- Task: Beneath this task is a listing. State how many of its lines include the string "موقت", giving nothing but the number.

(Items listed in a dataset)
----------

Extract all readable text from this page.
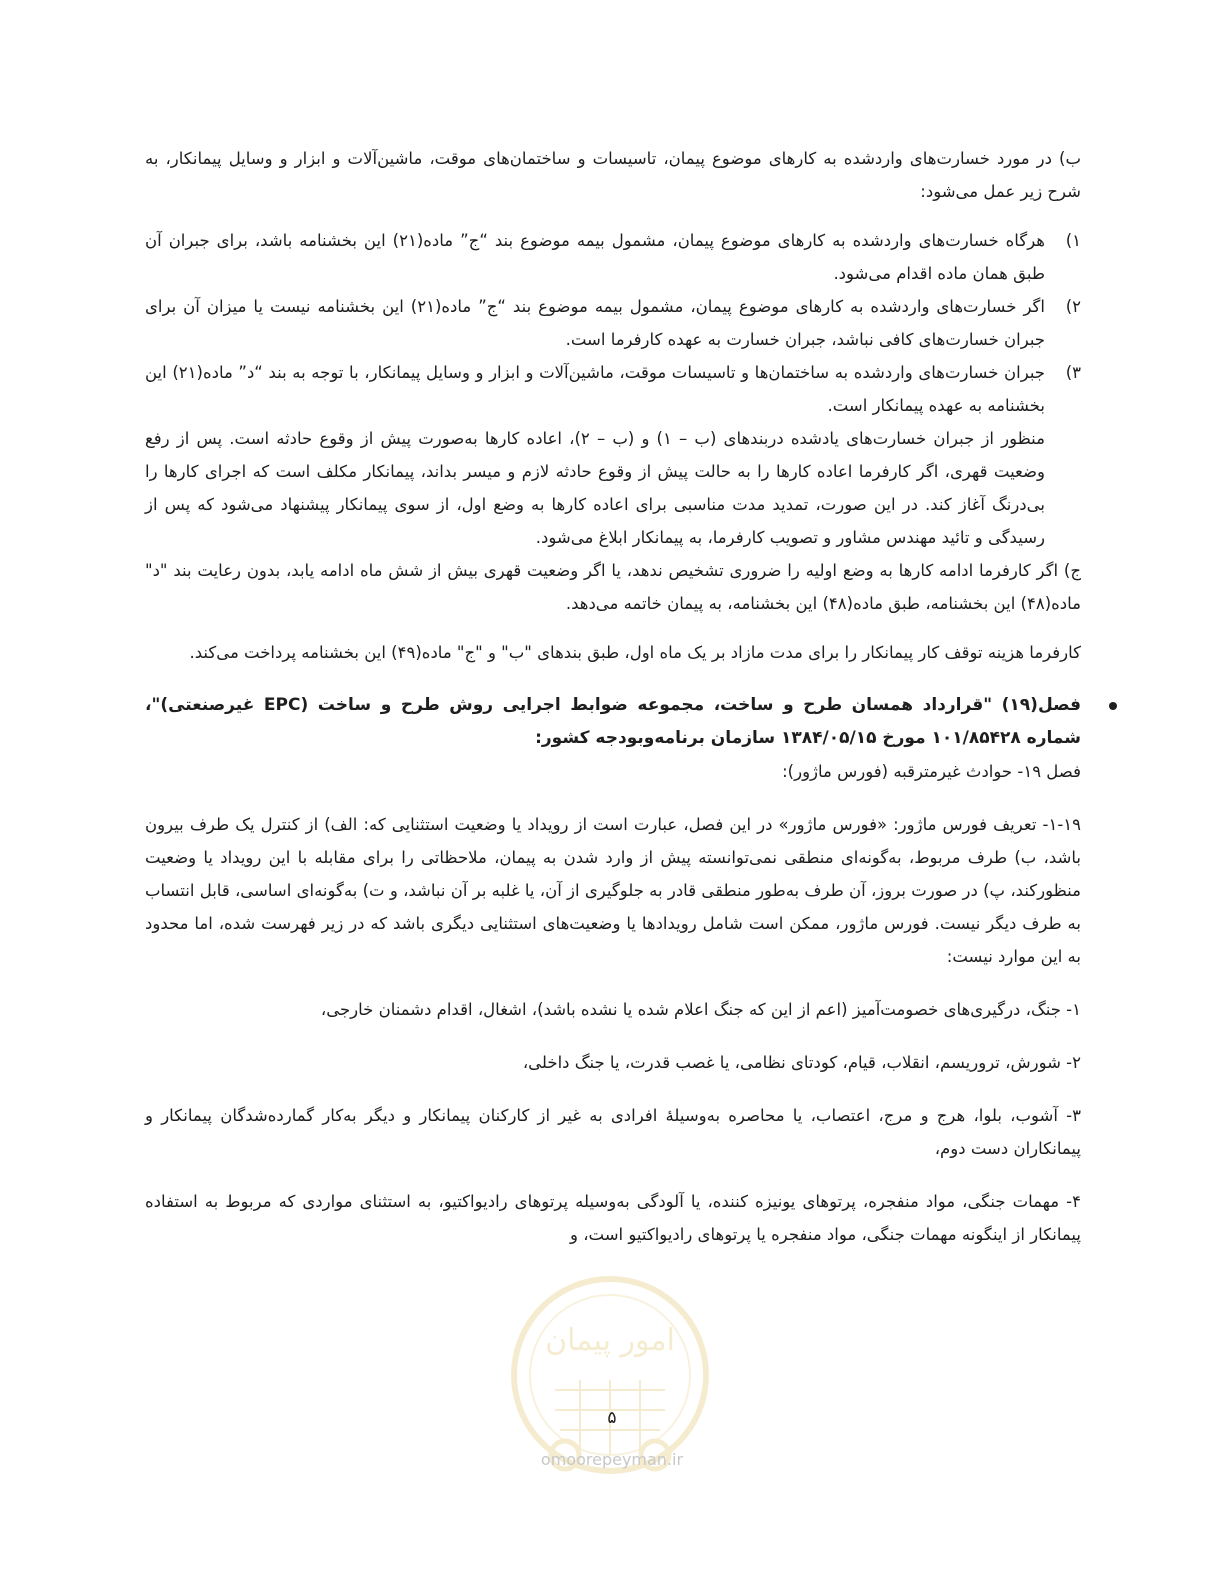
ب) در مورد خسارت‌های واردشده به کارهای موضوع پیمان، تاسیسات و ساختمان‌های موقت، ماشین‌آلات و ابزار و وسایل پیمانکار، به شرح زیر عمل می‌شود:

۱)

هرگاه خسارت‌های واردشده به کارهای موضوع پیمان، مشمول بیمه موضوع بند “ج” ماده(۲۱) این بخشنامه باشد، برای جبران آن طبق همان ماده اقدام می‌شود.

۲)

اگر خسارت‌های واردشده به کارهای موضوع پیمان، مشمول بیمه موضوع بند “ج” ماده(۲۱) این بخشنامه نیست یا میزان آن برای جبران خسارت‌های کافی نباشد، جبران خسارت به عهده کارفرما است.

۳)

جبران خسارت‌های واردشده به ساختمان‌ها و تاسیسات موقت، ماشین‌آلات و ابزار و وسایل پیمانکار، با توجه به بند “د” ماده(۲۱) این بخشنامه به عهده پیمانکار است.

منظور از جبران خسارت‌های یادشده دربندهای (ب – ۱) و (ب – ۲)، اعاده کارها به‌صورت پیش از وقوع حادثه است. پس از رفع وضعیت قهری، اگر کارفرما اعاده کارها را به حالت پیش از وقوع حادثه لازم و میسر بداند، پیمانکار مکلف است که اجرای کارها را بی‌درنگ آغاز کند. در این صورت، تمدید مدت مناسبی برای اعاده کارها به وضع اول، از سوی پیمانکار پیشنهاد می‌شود که پس از رسیدگی و تائید مهندس مشاور و تصویب کارفرما، به پیمانکار ابلاغ می‌شود.

ج) اگر کارفرما ادامه کارها به وضع اولیه را ضروری تشخیص ندهد، یا اگر وضعیت قهری بیش از شش ماه ادامه یابد، بدون رعایت بند "د" ماده(۴۸) این بخشنامه، طبق ماده(۴۸) این بخشنامه، به پیمان خاتمه می‌دهد.

کارفرما هزینه توقف کار پیمانکار را برای مدت مازاد بر یک ماه اول، طبق بندهای "ب" و "ج" ماده(۴۹) این بخشنامه پرداخت می‌کند.

فصل(۱۹) "قرارداد همسان طرح و ساخت، مجموعه ضوابط اجرایی روش طرح و ساخت (EPC غیرصنعتی)"، شماره ۱۰۱/۸۵۴۲۸ مورخ ۱۳۸۴/۰۵/۱۵ سازمان برنامه‌وبودجه کشور:

فصل ۱۹- حوادث غیرمترقبه (فورس ماژور):

۱-۱۹- تعریف فورس ماژور: «فورس ماژور» در این فصل، عبارت است از رویداد یا وضعیت استثنایی که: الف) از کنترل یک طرف بیرون باشد، ب) طرف مربوط، به‌گونه‌ای منطقی نمی‌توانسته پیش از وارد شدن به پیمان، ملاحظاتی را برای مقابله با این رویداد یا وضعیت منظورکند، پ) در صورت بروز، آن طرف به‌طور منطقی قادر به جلوگیری از آن، یا غلبه بر آن نباشد، و ت) به‌گونه‌ای اساسی، قابل انتساب به طرف دیگر نیست. فورس ماژور، ممکن است شامل رویدادها یا وضعیت‌های استثنایی دیگری باشد که در زیر فهرست شده، اما محدود به این موارد نیست:

۱- جنگ، درگیری‌های خصومت‌آمیز (اعم از این که جنگ اعلام شده یا نشده باشد)، اشغال، اقدام دشمنان خارجی،

۲- شورش، تروریسم، انقلاب، قیام، کودتای نظامی، یا غصب قدرت، یا جنگ داخلی،

۳- آشوب، بلوا، هرج و مرج، اعتصاب، یا محاصره به‌وسیلهٔ افرادی به غیر از کارکنان پیمانکار و دیگر به‌کار گمارده‌شدگان پیمانکار و پیمانکاران دست دوم،

۴- مهمات جنگی، مواد منفجره، پرتوهای یونیزه کننده، یا آلودگی به‌وسیله پرتوهای رادیواکتیو، به استثنای مواردی که مربوط به استفاده پیمانکار از اینگونه مهمات جنگی، مواد منفجره یا پرتوهای رادیواکتیو است، و

امور پیمان
۵
omoorepeyman.ir
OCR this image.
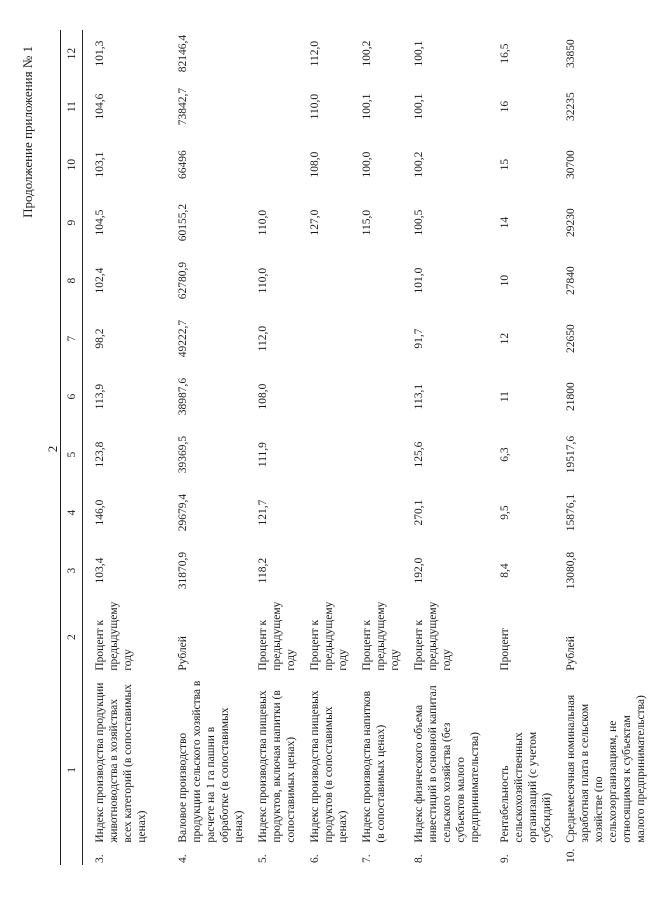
2
Продолжение приложения № 1
1		2	3	4	5	6	7	8	9	10	11	12
3.	Индекс производства продукции животноводства в хозяйствах всех категорий (в сопоставимых ценах)	Процент к предыдущему году	103,4	146,0	123,8	113,9	98,2	102,4	104,5	103,1	104,6	101,3
4.	Валовое производство продукции сельского хозяйства в расчете на 1 га пашни в обработке (в сопоставимых ценах)	Рублей	31870,9	29679,4	39369,5	38987,6	49222,7	62780,9	60155,2	66496	73842,7	82146,4
5.	Индекс производства пищевых продуктов, включая напитки (в сопоставимых ценах)	Процент к предыдущему году	118,2	121,7	111,9	108,0	112,0	110,0	110,0			
6.	Индекс производства пищевых продуктов (в сопоставимых ценах)	Процент к предыдущему году							127,0	108,0	110,0	112,0
7.	Индекс производства напитков (в сопоставимых ценах)	Процент к предыдущему году							115,0	100,0	100,1	100,2
8.	Индекс физического объема инвестиций в основной капитал сельского хозяйства (без субъектов малого предпринимательства)	Процент к предыдущему году	192,0	270,1	125,6	113,1	91,7	101,0	100,5	100,2	100,1	100,1
9.	Рентабельность сельскохозяйственных организаций (с учетом субсидий)	Процент	8,4	9,5	6,3	11	12	10	14	15	16	16,5
10.	Среднемесячная номинальная заработная плата в сельском хозяйстве (по сельхозорганизациям, не относящимся к субъектам малого предпринимательства)	Рублей	13080,8	15876,1	19517,6	21800	22650	27840	29230	30700	32235	33850
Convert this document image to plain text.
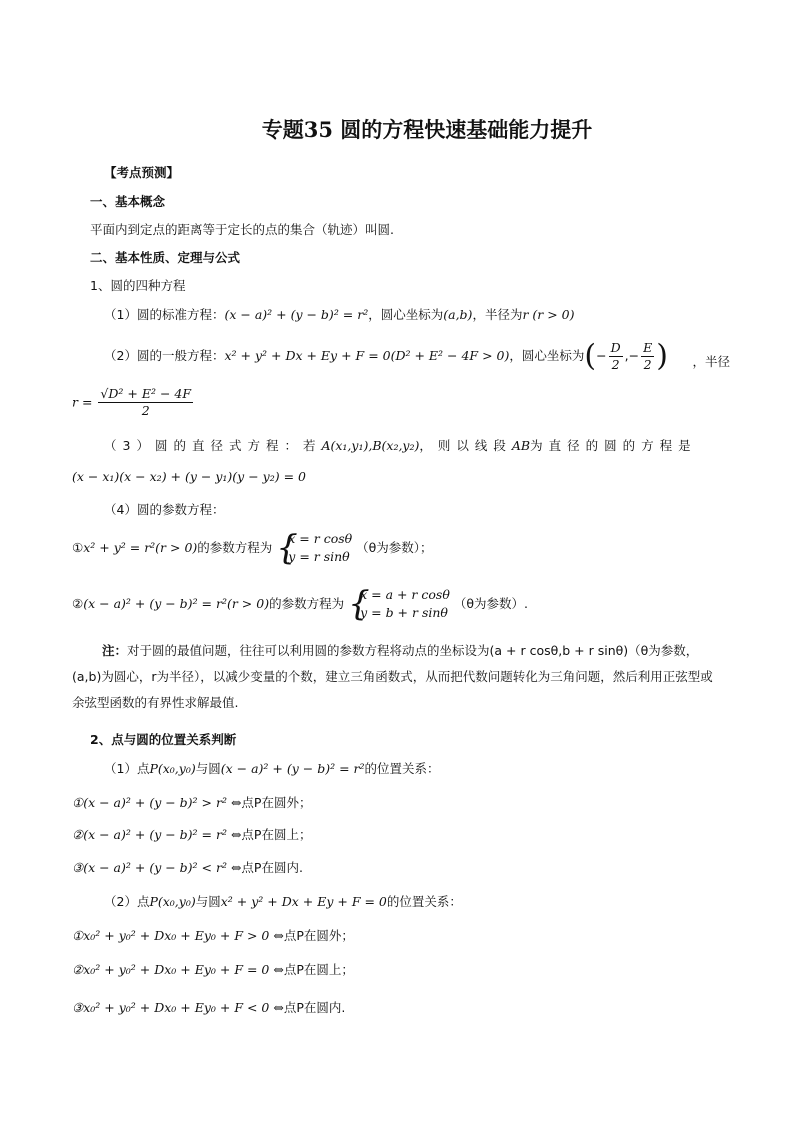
专题35 圆的方程快速基础能力提升
【考点预测】
一、基本概念
平面内到定点的距离等于定长的点的集合（轨迹）叫圆.
二、基本性质、定理与公式
1、圆的四种方程
（1）圆的标准方程：(x − a)² + (y − b)² = r²，圆心坐标为(a,b)，半径为r (r > 0)
（2）圆的一般方程：x² + y² + Dx + Ey + F = 0(D² + E² − 4F > 0)，圆心坐标为(− $\frac{D}{2}$ ,− $\frac{E}{2}$ ) ，半径
$r = \frac{\text{√D² + E² − 4F}}{2}$
（3）圆的直径式方程：若A(x₁,y₁),B(x₂,y₂)，则以线段AB为直径的圆的方程是
(x − x₁)(x − x₂) + (y − y₁)(y − y₂) = 0
（4）圆的参数方程：
①x² + y² = r²(r > 0)的参数方程为 {
x = r cosθ
y = r sinθ
（θ为参数）；
②(x − a)² + (y − b)² = r²(r > 0)的参数方程为 {
x = a + r cosθ
y = b + r sinθ
（θ为参数）.
注：对于圆的最值问题，往往可以利用圆的参数方程将动点的坐标设为(a + r cosθ,b + r sinθ)（θ为参数，(a,b)为圆心，r为半径），以减少变量的个数，建立三角函数式，从而把代数问题转化为三角问题，然后利用正弦型或余弦型函数的有界性求解最值.
2、点与圆的位置关系判断
（1）点P(x₀,y₀)与圆(x − a)² + (y − b)² = r²的位置关系：
①(x − a)² + (y − b)² > r² ⇔点P在圆外；
②(x − a)² + (y − b)² = r² ⇔点P在圆上；
③(x − a)² + (y − b)² < r² ⇔点P在圆内.
（2）点P(x₀,y₀)与圆x² + y² + Dx + Ey + F = 0的位置关系：
①x₀² + y₀² + Dx₀ + Ey₀ + F > 0 ⇔点P在圆外；
②x₀² + y₀² + Dx₀ + Ey₀ + F = 0 ⇔点P在圆上；
③x₀² + y₀² + Dx₀ + Ey₀ + F < 0 ⇔点P在圆内.
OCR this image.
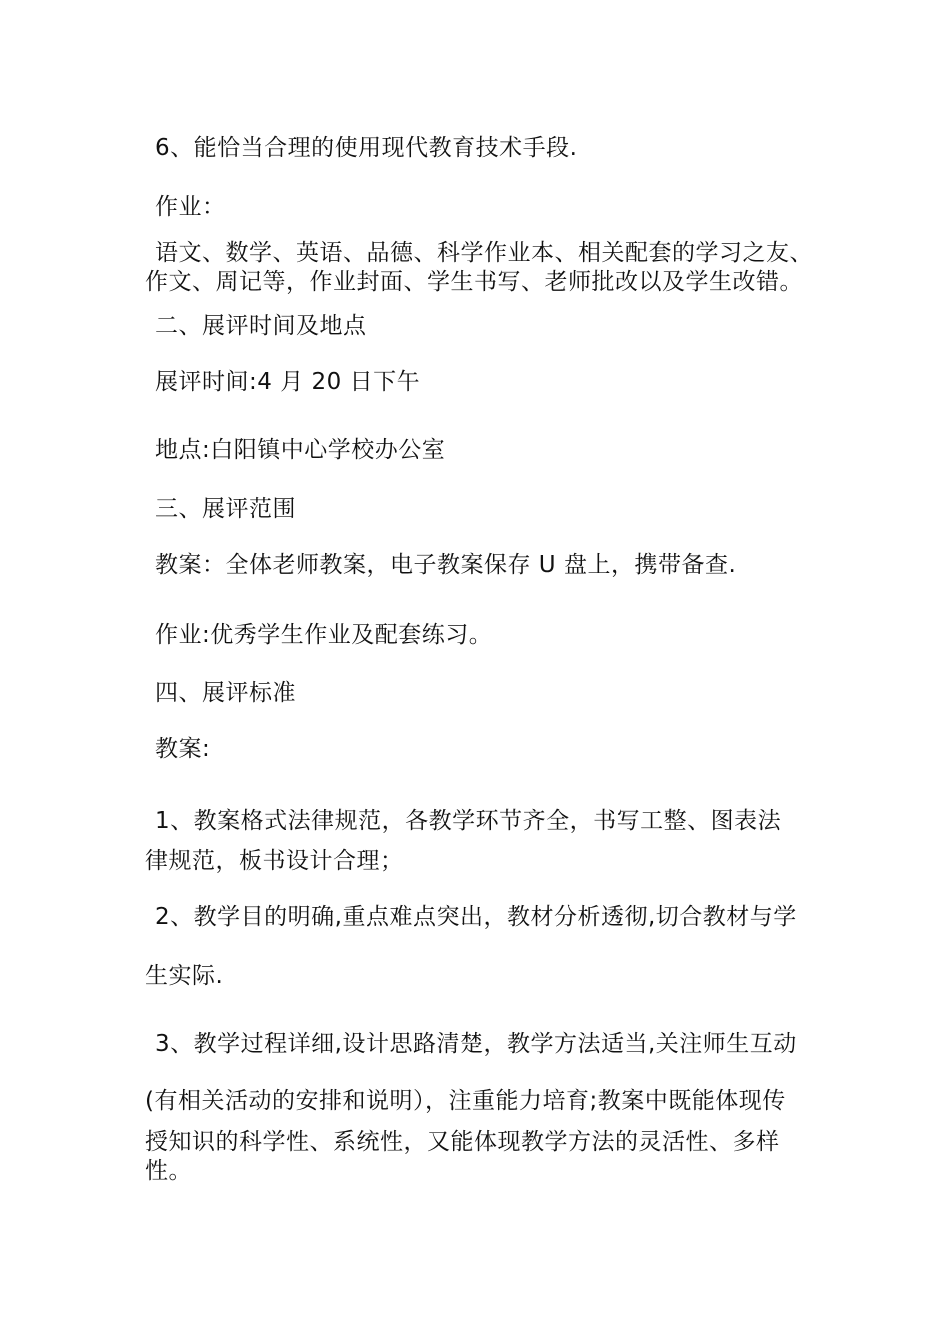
6、能恰当合理的使用现代教育技术手段.
作业：
语文、数学、英语、品德、科学作业本、相关配套的学习之友、
作文、周记等，作业封面、学生书写、老师批改以及学生改错。
二、展评时间及地点
展评时间:4 月 20 日下午
地点:白阳镇中心学校办公室
三、展评范围
教案：全体老师教案，电子教案保存 U 盘上，携带备查.
作业:优秀学生作业及配套练习。
四、展评标准
教案:
1、教案格式法律规范，各教学环节齐全，书写工整、图表法
律规范，板书设计合理；
2、教学目的明确,重点难点突出，教材分析透彻,切合教材与学
生实际.
3、教学过程详细,设计思路清楚，教学方法适当,关注师生互动
(有相关活动的安排和说明），注重能力培育;教案中既能体现传
授知识的科学性、系统性，又能体现教学方法的灵活性、多样
性。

----------

- Full response: 2